RECORDS FOR PROCESSING
━━━━

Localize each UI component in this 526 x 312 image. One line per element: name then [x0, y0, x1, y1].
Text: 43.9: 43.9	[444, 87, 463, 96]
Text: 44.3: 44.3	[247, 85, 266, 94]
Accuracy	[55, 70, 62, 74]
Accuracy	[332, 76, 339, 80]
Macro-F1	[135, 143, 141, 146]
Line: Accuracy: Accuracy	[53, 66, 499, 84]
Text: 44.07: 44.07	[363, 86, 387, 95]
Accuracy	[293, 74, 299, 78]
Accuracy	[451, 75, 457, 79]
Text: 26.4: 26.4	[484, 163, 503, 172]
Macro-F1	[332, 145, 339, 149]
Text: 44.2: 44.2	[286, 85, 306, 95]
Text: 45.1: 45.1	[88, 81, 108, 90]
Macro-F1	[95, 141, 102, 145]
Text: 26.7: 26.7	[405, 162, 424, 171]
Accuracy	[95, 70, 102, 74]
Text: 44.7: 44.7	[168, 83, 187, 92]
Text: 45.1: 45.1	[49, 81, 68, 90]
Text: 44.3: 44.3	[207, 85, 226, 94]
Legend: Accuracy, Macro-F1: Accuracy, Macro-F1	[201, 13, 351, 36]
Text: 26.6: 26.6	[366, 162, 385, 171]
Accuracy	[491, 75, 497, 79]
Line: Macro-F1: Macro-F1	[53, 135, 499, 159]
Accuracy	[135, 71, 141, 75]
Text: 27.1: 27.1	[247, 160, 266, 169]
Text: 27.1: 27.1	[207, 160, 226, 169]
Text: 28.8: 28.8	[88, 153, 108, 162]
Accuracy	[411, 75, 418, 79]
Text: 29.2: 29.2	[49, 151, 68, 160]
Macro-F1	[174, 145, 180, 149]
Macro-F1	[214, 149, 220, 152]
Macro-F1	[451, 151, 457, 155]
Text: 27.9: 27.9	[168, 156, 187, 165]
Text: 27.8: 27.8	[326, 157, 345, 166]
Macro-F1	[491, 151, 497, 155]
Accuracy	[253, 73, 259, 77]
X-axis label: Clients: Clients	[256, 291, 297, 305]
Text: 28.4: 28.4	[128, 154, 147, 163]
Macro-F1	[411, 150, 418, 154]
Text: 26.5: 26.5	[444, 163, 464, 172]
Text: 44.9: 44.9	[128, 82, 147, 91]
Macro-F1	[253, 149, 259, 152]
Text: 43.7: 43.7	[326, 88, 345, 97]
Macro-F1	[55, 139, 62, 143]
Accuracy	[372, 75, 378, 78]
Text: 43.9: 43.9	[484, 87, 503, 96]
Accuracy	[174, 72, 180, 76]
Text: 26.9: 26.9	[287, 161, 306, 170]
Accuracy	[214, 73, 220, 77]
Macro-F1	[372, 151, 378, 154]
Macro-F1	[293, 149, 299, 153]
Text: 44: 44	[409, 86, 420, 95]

━━━━

WHAT YOU NEED TO DO
Recast every line of the listing above as a Markdown table with the columns No. and Text. Number the rows and leave out blank lines.

RESPONSE
| No. | Text |
|---|---|
| 1 | Localize each UI component in this 526 x 312 image. One line per element: name then [x0, y0, x1, y1]. |
| 2 | Text: 43.9: 43.9	[444, 87, 463, 96] |
| 3 | Text: 44.3: 44.3	[247, 85, 266, 94] |
| 4 | Accuracy	[55, 70, 62, 74] |
| 5 | Accuracy	[332, 76, 339, 80] |
| 6 | Macro-F1	[135, 143, 141, 146] |
| 7 | Line: Accuracy: Accuracy	[53, 66, 499, 84] |
| 8 | Text: 44.07: 44.07	[363, 86, 387, 95] |
| 9 | Accuracy	[293, 74, 299, 78] |
| 10 | Accuracy	[451, 75, 457, 79] |
| 11 | Text: 26.4: 26.4	[484, 163, 503, 172] |
| 12 | Macro-F1	[332, 145, 339, 149] |
| 13 | Text: 44.2: 44.2	[286, 85, 306, 95] |
| 14 | Text: 45.1: 45.1	[88, 81, 108, 90] |
| 15 | Macro-F1	[95, 141, 102, 145] |
| 16 | Text: 26.7: 26.7	[405, 162, 424, 171] |
| 17 | Accuracy	[95, 70, 102, 74] |
| 18 | Text: 44.7: 44.7	[168, 83, 187, 92] |
| 19 | Text: 45.1: 45.1	[49, 81, 68, 90] |
| 20 | Text: 44.3: 44.3	[207, 85, 226, 94] |
| 21 | Legend: Accuracy, Macro-F1: Accuracy, Macro-F1	[201, 13, 351, 36] |
| 22 | Text: 26.6: 26.6	[366, 162, 385, 171] |
| 23 | Accuracy	[491, 75, 497, 79] |
| 24 | Line: Macro-F1: Macro-F1	[53, 135, 499, 159] |
| 25 | Accuracy	[135, 71, 141, 75] |
| 26 | Text: 27.1: 27.1	[247, 160, 266, 169] |
| 27 | Text: 27.1: 27.1	[207, 160, 226, 169] |
| 28 | Text: 28.8: 28.8	[88, 153, 108, 162] |
| 29 | Accuracy	[411, 75, 418, 79] |
| 30 | Text: 29.2: 29.2	[49, 151, 68, 160] |
| 31 | Macro-F1	[174, 145, 180, 149] |
| 32 | Macro-F1	[214, 149, 220, 152] |
| 33 | Macro-F1	[451, 151, 457, 155] |
| 34 | Text: 27.9: 27.9	[168, 156, 187, 165] |
| 35 | Text: 27.8: 27.8	[326, 157, 345, 166] |
| 36 | Macro-F1	[491, 151, 497, 155] |
| 37 | Accuracy	[253, 73, 259, 77] |
| 38 | X-axis label: Clients: Clients	[256, 291, 297, 305] |
| 39 | Text: 28.4: 28.4	[128, 154, 147, 163] |
| 40 | Macro-F1	[411, 150, 418, 154] |
| 41 | Text: 26.5: 26.5	[444, 163, 464, 172] |
| 42 | Text: 44.9: 44.9	[128, 82, 147, 91] |
| 43 | Macro-F1	[253, 149, 259, 152] |
| 44 | Text: 43.7: 43.7	[326, 88, 345, 97] |
| 45 | Macro-F1	[55, 139, 62, 143] |
| 46 | Accuracy	[372, 75, 378, 78] |
| 47 | Text: 43.9: 43.9	[484, 87, 503, 96] |
| 48 | Accuracy	[174, 72, 180, 76] |
| 49 | Text: 26.9: 26.9	[287, 161, 306, 170] |
| 50 | Accuracy	[214, 73, 220, 77] |
| 51 | Macro-F1	[372, 151, 378, 154] |
| 52 | Macro-F1	[293, 149, 299, 153] |
| 53 | Text: 44: 44	[409, 86, 420, 95] |